**Goal:** Filter the data for lines with the word "counter", then copy every line so identified.

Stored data
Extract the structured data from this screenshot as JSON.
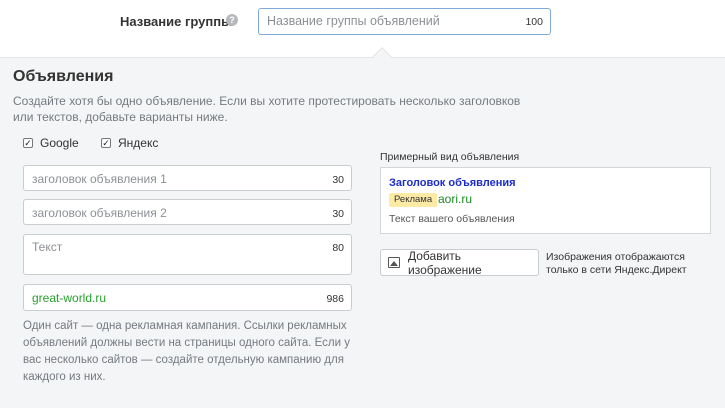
{
  "group": {
    "label": "Название группы",
    "placeholder": "Название группы объявлений",
    "counter": "100"
  },
  "ads_section": {
    "title": "Объявления",
    "description": "Создайте хотя бы одно объявление. Если вы хотите протестировать несколько заголовков или текстов, добавьте варианты ниже."
  },
  "networks": [
    {
      "label": "Google",
      "checked": true
    },
    {
      "label": "Яндекс",
      "checked": true
    }
  ],
  "fields": {
    "headline1": {
      "placeholder": "заголовок объявления 1",
      "counter": "30"
    },
    "headline2": {
      "placeholder": "заголовок объявления 2",
      "counter": "30"
    },
    "text": {
      "placeholder": "Текст",
      "counter": "80"
    },
    "site": {
      "value": "great-world.ru",
      "counter": "986"
    }
  },
  "site_note": "Один сайт — одна рекламная кампания. Ссылки рекламных объявлений должны вести на страницы одного сайта. Если у вас несколько сайтов — создайте отдельную кампанию для каждого из них.",
  "preview": {
    "caption": "Примерный вид объявления",
    "title": "Заголовок объявления",
    "badge": "Реклама",
    "domain": "aori.ru",
    "text": "Текст вашего объявления"
  },
  "image": {
    "button_label": "Добавить изображение",
    "note": "Изображения отображаются только в сети Яндекс.Директ",
    "icon": "image-icon"
  },
  "colors": {
    "link_blue": "#1c2ccb",
    "domain_green": "#1c8a23",
    "site_green": "#27a02e",
    "badge_yellow": "#fdeaa5",
    "focus_border": "#7ea9d6"
  }
}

**Solution to this problem:**
    "counter": "100"
      "counter": "30"
      "counter": "30"
      "counter": "80"
      "counter": "986"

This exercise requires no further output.